Dataset records
'''
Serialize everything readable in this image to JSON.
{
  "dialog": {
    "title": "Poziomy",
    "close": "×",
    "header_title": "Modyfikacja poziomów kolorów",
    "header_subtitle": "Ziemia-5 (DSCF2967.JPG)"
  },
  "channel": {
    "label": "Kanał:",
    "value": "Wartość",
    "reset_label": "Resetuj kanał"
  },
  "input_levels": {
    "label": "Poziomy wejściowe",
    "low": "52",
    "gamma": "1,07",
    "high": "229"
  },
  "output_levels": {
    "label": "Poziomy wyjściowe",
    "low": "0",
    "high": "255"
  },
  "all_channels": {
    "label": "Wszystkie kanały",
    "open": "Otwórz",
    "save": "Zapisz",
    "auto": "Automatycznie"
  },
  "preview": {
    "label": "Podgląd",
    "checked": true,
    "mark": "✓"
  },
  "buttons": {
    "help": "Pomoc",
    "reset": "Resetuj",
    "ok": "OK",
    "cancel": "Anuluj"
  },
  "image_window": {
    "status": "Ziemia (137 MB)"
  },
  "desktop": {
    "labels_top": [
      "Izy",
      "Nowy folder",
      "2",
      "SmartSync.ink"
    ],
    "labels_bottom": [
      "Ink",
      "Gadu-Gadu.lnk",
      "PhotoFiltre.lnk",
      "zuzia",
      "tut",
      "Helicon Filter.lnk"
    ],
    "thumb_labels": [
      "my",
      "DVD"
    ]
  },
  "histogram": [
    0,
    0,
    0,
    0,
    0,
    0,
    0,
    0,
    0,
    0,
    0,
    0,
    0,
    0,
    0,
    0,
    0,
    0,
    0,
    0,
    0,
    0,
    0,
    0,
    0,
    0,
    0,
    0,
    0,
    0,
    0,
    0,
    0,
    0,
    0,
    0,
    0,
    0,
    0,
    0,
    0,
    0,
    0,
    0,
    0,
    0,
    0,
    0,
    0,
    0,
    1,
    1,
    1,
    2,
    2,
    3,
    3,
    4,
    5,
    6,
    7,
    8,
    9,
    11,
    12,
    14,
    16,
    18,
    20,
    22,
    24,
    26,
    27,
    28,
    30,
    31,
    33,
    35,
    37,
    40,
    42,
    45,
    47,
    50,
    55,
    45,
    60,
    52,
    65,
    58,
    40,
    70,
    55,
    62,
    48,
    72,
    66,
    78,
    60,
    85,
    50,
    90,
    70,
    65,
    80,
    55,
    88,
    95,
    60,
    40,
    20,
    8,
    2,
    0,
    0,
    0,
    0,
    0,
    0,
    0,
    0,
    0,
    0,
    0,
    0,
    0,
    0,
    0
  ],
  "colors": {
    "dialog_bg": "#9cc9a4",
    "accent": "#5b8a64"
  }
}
'''
● **GOAL**: Output the records exactly, including every line.

● **RESULT FOR THIS EXERCISE**:
Serialize everything readable in this image to JSON.
{
  "dialog": {
    "title": "Poziomy",
    "close": "×",
    "header_title": "Modyfikacja poziomów kolorów",
    "header_subtitle": "Ziemia-5 (DSCF2967.JPG)"
  },
  "channel": {
    "label": "Kanał:",
    "value": "Wartość",
    "reset_label": "Resetuj kanał"
  },
  "input_levels": {
    "label": "Poziomy wejściowe",
    "low": "52",
    "gamma": "1,07",
    "high": "229"
  },
  "output_levels": {
    "label": "Poziomy wyjściowe",
    "low": "0",
    "high": "255"
  },
  "all_channels": {
    "label": "Wszystkie kanały",
    "open": "Otwórz",
    "save": "Zapisz",
    "auto": "Automatycznie"
  },
  "preview": {
    "label": "Podgląd",
    "checked": true,
    "mark": "✓"
  },
  "buttons": {
    "help": "Pomoc",
    "reset": "Resetuj",
    "ok": "OK",
    "cancel": "Anuluj"
  },
  "image_window": {
    "status": "Ziemia (137 MB)"
  },
  "desktop": {
    "labels_top": [
      "Izy",
      "Nowy folder",
      "2",
      "SmartSync.ink"
    ],
    "labels_bottom": [
      "Ink",
      "Gadu-Gadu.lnk",
      "PhotoFiltre.lnk",
      "zuzia",
      "tut",
      "Helicon Filter.lnk"
    ],
    "thumb_labels": [
      "my",
      "DVD"
    ]
  },
  "histogram": [
    0,
    0,
    0,
    0,
    0,
    0,
    0,
    0,
    0,
    0,
    0,
    0,
    0,
    0,
    0,
    0,
    0,
    0,
    0,
    0,
    0,
    0,
    0,
    0,
    0,
    0,
    0,
    0,
    0,
    0,
    0,
    0,
    0,
    0,
    0,
    0,
    0,
    0,
    0,
    0,
    0,
    0,
    0,
    0,
    0,
    0,
    0,
    0,
    0,
    0,
    1,
    1,
    1,
    2,
    2,
    3,
    3,
    4,
    5,
    6,
    7,
    8,
    9,
    11,
    12,
    14,
    16,
    18,
    20,
    22,
    24,
    26,
    27,
    28,
    30,
    31,
    33,
    35,
    37,
    40,
    42,
    45,
    47,
    50,
    55,
    45,
    60,
    52,
    65,
    58,
    40,
    70,
    55,
    62,
    48,
    72,
    66,
    78,
    60,
    85,
    50,
    90,
    70,
    65,
    80,
    55,
    88,
    95,
    60,
    40,
    20,
    8,
    2,
    0,
    0,
    0,
    0,
    0,
    0,
    0,
    0,
    0,
    0,
    0,
    0,
    0,
    0,
    0
  ],
  "colors": {
    "dialog_bg": "#9cc9a4",
    "accent": "#5b8a64"
  }
}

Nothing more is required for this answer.